------ RECORDS PROVIDED ------

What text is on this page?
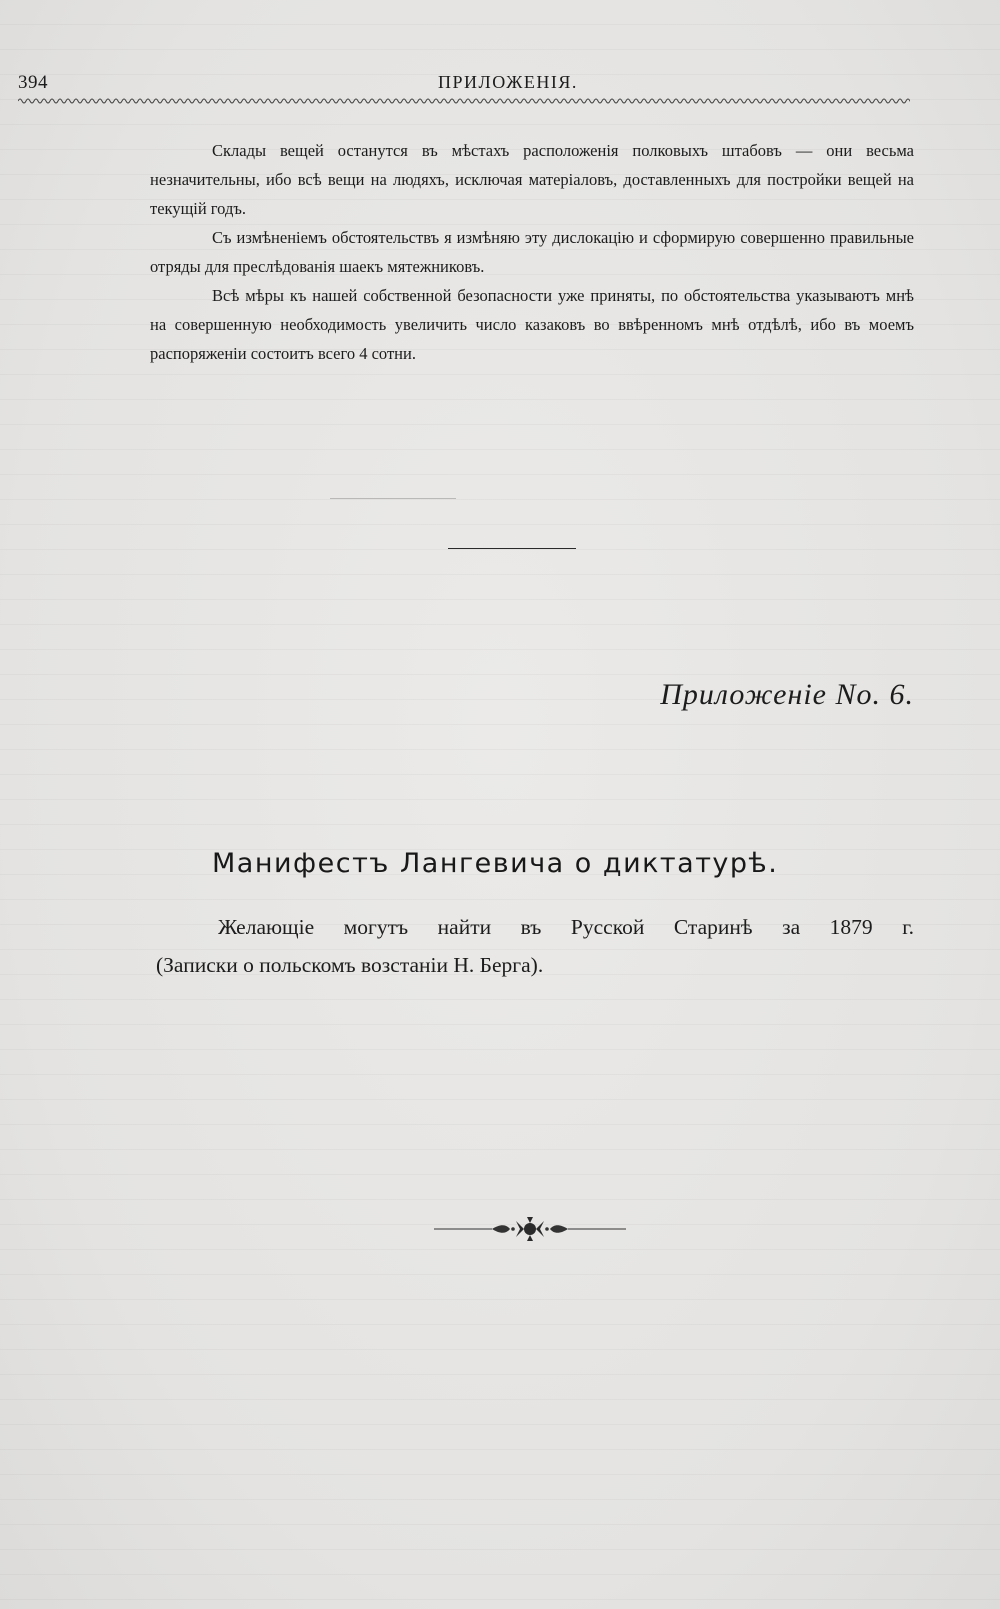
394	ПРИЛОЖЕНІЯ.

Склады вещей останутся въ мѣстахъ расположенія полковыхъ штабовъ — они весьма незначительны, ибо всѣ вещи на людяхъ, исключая матеріаловъ, доставленныхъ для постройки вещей на текущій годъ.

Съ измѣненіемъ обстоятельствъ я измѣняю эту дислокацію и сформирую совершенно правильные отряды для преслѣдованія шаекъ мятежниковъ.

Всѣ мѣры къ нашей собственной безопасности уже приняты, по обстоятельства указываютъ мнѣ на совершенную необходимость увеличить число казаковъ во ввѣренномъ мнѣ отдѣлѣ, ибо въ моемъ распоряженіи состоитъ всего 4 сотни.

Приложеніе No. 6.
Манифестъ Лангевича о диктатурѣ.

Желающіе могутъ найти въ Русской Старинѣ за 1879 г.

(Записки о польскомъ возстаніи Н. Берга).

------

#### [TASK DIRECTIONS]
Quote the data exactly, leaving every image out of the copy.

#### [FULL ANSWER]
What text is on this page?
394	ПРИЛОЖЕНІЯ.

Склады вещей останутся въ мѣстахъ расположенія полковыхъ штабовъ — они весьма незначительны, ибо всѣ вещи на людяхъ, исключая матеріаловъ, доставленныхъ для постройки вещей на текущій годъ.

Съ измѣненіемъ обстоятельствъ я измѣняю эту дислокацію и сформирую совершенно правильные отряды для преслѣдованія шаекъ мятежниковъ.

Всѣ мѣры къ нашей собственной безопасности уже приняты, по обстоятельства указываютъ мнѣ на совершенную необходимость увеличить число казаковъ во ввѣренномъ мнѣ отдѣлѣ, ибо въ моемъ распоряженіи состоитъ всего 4 сотни.

Приложеніе No. 6.
Манифестъ Лангевича о диктатурѣ.

Желающіе могутъ найти въ Русской Старинѣ за 1879 г.

(Записки о польскомъ возстаніи Н. Берга).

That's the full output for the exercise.